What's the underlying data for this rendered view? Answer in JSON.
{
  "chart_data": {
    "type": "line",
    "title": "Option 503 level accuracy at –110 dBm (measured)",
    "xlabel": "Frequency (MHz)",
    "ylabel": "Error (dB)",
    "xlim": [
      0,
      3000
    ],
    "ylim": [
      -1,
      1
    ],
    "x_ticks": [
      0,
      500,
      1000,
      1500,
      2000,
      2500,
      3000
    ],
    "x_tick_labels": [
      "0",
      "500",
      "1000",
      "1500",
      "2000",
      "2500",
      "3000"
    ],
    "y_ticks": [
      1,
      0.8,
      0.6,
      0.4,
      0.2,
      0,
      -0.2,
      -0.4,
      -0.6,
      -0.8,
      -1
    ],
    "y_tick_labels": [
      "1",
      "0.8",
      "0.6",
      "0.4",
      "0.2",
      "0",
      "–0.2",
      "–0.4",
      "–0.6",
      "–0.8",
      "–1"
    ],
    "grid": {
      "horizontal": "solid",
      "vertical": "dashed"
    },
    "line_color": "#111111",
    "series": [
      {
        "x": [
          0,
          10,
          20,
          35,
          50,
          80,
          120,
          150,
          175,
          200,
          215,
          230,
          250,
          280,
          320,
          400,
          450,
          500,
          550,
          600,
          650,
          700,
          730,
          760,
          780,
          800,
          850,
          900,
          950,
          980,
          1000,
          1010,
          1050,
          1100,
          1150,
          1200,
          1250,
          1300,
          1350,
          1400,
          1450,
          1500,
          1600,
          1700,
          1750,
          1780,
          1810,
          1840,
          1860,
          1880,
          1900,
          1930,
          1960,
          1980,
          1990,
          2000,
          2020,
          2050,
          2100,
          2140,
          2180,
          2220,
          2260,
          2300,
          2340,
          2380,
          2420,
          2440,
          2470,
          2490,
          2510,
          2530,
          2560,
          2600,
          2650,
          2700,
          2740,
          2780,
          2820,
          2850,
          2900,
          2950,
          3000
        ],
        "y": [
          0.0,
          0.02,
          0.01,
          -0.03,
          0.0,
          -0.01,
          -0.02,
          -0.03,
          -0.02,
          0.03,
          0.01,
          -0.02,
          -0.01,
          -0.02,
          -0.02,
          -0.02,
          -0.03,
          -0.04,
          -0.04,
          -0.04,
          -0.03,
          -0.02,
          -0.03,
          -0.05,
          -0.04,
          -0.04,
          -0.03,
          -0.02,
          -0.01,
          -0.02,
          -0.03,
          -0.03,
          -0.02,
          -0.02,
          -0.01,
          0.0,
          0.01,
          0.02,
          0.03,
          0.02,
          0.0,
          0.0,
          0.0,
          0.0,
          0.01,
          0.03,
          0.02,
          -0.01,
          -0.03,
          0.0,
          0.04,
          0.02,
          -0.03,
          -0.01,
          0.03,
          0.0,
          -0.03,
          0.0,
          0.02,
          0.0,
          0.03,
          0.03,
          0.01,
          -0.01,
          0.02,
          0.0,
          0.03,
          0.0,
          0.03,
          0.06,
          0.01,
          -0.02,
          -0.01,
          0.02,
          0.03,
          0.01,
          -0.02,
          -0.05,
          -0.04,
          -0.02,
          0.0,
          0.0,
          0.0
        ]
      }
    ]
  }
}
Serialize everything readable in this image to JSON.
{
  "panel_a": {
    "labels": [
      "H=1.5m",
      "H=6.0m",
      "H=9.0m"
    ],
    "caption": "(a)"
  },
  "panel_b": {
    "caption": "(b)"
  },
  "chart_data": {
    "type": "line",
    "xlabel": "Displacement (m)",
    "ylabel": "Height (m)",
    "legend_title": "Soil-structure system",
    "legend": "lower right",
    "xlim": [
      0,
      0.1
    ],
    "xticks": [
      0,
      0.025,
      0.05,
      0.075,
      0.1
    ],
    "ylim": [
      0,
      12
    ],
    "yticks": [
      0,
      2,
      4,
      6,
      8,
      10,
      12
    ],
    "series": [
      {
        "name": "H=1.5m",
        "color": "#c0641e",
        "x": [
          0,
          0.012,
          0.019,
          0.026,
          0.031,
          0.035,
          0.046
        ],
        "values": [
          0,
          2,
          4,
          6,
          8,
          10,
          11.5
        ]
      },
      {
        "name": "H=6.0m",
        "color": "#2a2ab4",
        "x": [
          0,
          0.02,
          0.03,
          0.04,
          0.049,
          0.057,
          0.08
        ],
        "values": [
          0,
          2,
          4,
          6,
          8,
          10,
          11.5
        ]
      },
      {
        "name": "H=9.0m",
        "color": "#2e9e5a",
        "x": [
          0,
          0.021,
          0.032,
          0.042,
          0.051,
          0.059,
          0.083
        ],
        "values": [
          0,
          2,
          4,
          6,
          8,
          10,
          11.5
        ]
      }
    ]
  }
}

◆ ◆ ◆

Aim of the exercise: Retype all of the material above with every character intact.

Answer to this exercise:
What's the underlying data for this rendered view? Answer in JSON.
{
  "chart_data": {
    "type": "line",
    "title": "Option 503 level accuracy at –110 dBm (measured)",
    "xlabel": "Frequency (MHz)",
    "ylabel": "Error (dB)",
    "xlim": [
      0,
      3000
    ],
    "ylim": [
      -1,
      1
    ],
    "x_ticks": [
      0,
      500,
      1000,
      1500,
      2000,
      2500,
      3000
    ],
    "x_tick_labels": [
      "0",
      "500",
      "1000",
      "1500",
      "2000",
      "2500",
      "3000"
    ],
    "y_ticks": [
      1,
      0.8,
      0.6,
      0.4,
      0.2,
      0,
      -0.2,
      -0.4,
      -0.6,
      -0.8,
      -1
    ],
    "y_tick_labels": [
      "1",
      "0.8",
      "0.6",
      "0.4",
      "0.2",
      "0",
      "–0.2",
      "–0.4",
      "–0.6",
      "–0.8",
      "–1"
    ],
    "grid": {
      "horizontal": "solid",
      "vertical": "dashed"
    },
    "line_color": "#111111",
    "series": [
      {
        "x": [
          0,
          10,
          20,
          35,
          50,
          80,
          120,
          150,
          175,
          200,
          215,
          230,
          250,
          280,
          320,
          400,
          450,
          500,
          550,
          600,
          650,
          700,
          730,
          760,
          780,
          800,
          850,
          900,
          950,
          980,
          1000,
          1010,
          1050,
          1100,
          1150,
          1200,
          1250,
          1300,
          1350,
          1400,
          1450,
          1500,
          1600,
          1700,
          1750,
          1780,
          1810,
          1840,
          1860,
          1880,
          1900,
          1930,
          1960,
          1980,
          1990,
          2000,
          2020,
          2050,
          2100,
          2140,
          2180,
          2220,
          2260,
          2300,
          2340,
          2380,
          2420,
          2440,
          2470,
          2490,
          2510,
          2530,
          2560,
          2600,
          2650,
          2700,
          2740,
          2780,
          2820,
          2850,
          2900,
          2950,
          3000
        ],
        "y": [
          0.0,
          0.02,
          0.01,
          -0.03,
          0.0,
          -0.01,
          -0.02,
          -0.03,
          -0.02,
          0.03,
          0.01,
          -0.02,
          -0.01,
          -0.02,
          -0.02,
          -0.02,
          -0.03,
          -0.04,
          -0.04,
          -0.04,
          -0.03,
          -0.02,
          -0.03,
          -0.05,
          -0.04,
          -0.04,
          -0.03,
          -0.02,
          -0.01,
          -0.02,
          -0.03,
          -0.03,
          -0.02,
          -0.02,
          -0.01,
          0.0,
          0.01,
          0.02,
          0.03,
          0.02,
          0.0,
          0.0,
          0.0,
          0.0,
          0.01,
          0.03,
          0.02,
          -0.01,
          -0.03,
          0.0,
          0.04,
          0.02,
          -0.03,
          -0.01,
          0.03,
          0.0,
          -0.03,
          0.0,
          0.02,
          0.0,
          0.03,
          0.03,
          0.01,
          -0.01,
          0.02,
          0.0,
          0.03,
          0.0,
          0.03,
          0.06,
          0.01,
          -0.02,
          -0.01,
          0.02,
          0.03,
          0.01,
          -0.02,
          -0.05,
          -0.04,
          -0.02,
          0.0,
          0.0,
          0.0
        ]
      }
    ]
  }
}
Serialize everything readable in this image to JSON.
{
  "panel_a": {
    "labels": [
      "H=1.5m",
      "H=6.0m",
      "H=9.0m"
    ],
    "caption": "(a)"
  },
  "panel_b": {
    "caption": "(b)"
  },
  "chart_data": {
    "type": "line",
    "xlabel": "Displacement (m)",
    "ylabel": "Height (m)",
    "legend_title": "Soil-structure system",
    "legend": "lower right",
    "xlim": [
      0,
      0.1
    ],
    "xticks": [
      0,
      0.025,
      0.05,
      0.075,
      0.1
    ],
    "ylim": [
      0,
      12
    ],
    "yticks": [
      0,
      2,
      4,
      6,
      8,
      10,
      12
    ],
    "series": [
      {
        "name": "H=1.5m",
        "color": "#c0641e",
        "x": [
          0,
          0.012,
          0.019,
          0.026,
          0.031,
          0.035,
          0.046
        ],
        "values": [
          0,
          2,
          4,
          6,
          8,
          10,
          11.5
        ]
      },
      {
        "name": "H=6.0m",
        "color": "#2a2ab4",
        "x": [
          0,
          0.02,
          0.03,
          0.04,
          0.049,
          0.057,
          0.08
        ],
        "values": [
          0,
          2,
          4,
          6,
          8,
          10,
          11.5
        ]
      },
      {
        "name": "H=9.0m",
        "color": "#2e9e5a",
        "x": [
          0,
          0.021,
          0.032,
          0.042,
          0.051,
          0.059,
          0.083
        ],
        "values": [
          0,
          2,
          4,
          6,
          8,
          10,
          11.5
        ]
      }
    ]
  }
}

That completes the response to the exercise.